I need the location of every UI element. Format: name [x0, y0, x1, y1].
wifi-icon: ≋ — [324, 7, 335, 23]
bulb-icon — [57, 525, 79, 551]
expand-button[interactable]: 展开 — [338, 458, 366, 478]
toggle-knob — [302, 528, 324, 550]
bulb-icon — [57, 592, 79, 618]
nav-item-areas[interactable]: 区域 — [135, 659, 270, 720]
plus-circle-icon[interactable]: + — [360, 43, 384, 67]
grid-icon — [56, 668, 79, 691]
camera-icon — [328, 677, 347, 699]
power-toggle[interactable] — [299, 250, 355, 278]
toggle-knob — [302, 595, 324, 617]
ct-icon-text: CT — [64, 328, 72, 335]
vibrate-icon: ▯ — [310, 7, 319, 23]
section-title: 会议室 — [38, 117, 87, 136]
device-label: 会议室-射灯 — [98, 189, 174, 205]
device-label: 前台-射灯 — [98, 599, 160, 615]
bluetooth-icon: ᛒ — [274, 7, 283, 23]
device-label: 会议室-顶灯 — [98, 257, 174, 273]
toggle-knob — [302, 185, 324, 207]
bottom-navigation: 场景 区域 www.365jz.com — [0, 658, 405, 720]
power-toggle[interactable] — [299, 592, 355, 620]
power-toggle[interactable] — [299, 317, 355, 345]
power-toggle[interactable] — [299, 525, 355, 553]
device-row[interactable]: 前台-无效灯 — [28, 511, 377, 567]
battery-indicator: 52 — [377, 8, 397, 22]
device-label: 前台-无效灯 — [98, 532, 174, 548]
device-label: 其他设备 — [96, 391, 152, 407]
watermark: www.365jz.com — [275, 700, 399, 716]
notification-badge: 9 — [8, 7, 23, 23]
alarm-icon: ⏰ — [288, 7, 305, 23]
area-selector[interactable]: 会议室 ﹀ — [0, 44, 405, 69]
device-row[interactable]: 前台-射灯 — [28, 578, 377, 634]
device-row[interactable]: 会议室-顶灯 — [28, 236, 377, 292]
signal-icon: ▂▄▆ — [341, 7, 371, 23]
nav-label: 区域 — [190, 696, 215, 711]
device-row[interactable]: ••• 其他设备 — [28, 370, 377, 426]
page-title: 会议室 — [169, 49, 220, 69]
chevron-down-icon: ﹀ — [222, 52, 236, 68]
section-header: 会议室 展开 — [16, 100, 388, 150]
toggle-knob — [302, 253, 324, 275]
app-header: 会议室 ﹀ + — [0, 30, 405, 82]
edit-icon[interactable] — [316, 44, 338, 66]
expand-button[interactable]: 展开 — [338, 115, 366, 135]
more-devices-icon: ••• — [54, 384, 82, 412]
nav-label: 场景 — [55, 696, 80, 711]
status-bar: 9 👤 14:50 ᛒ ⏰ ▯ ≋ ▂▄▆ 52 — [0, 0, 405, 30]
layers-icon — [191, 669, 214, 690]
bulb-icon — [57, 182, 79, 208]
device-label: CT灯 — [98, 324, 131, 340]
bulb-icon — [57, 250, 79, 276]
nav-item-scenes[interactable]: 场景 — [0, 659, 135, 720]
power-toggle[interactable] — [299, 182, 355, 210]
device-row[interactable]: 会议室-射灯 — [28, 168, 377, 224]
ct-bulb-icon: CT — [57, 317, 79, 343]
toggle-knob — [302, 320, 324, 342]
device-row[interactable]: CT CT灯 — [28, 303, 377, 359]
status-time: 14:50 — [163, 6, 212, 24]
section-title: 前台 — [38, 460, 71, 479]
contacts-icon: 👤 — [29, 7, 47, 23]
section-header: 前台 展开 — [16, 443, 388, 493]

+++++

Extract each line of the material above that contains the string "bulb". Matching is case-sensitive.

▸ **Exercise output**:
bulb-icon — [57, 525, 79, 551]
bulb-icon — [57, 592, 79, 618]
bulb-icon — [57, 182, 79, 208]
bulb-icon — [57, 250, 79, 276]
ct-bulb-icon: CT — [57, 317, 79, 343]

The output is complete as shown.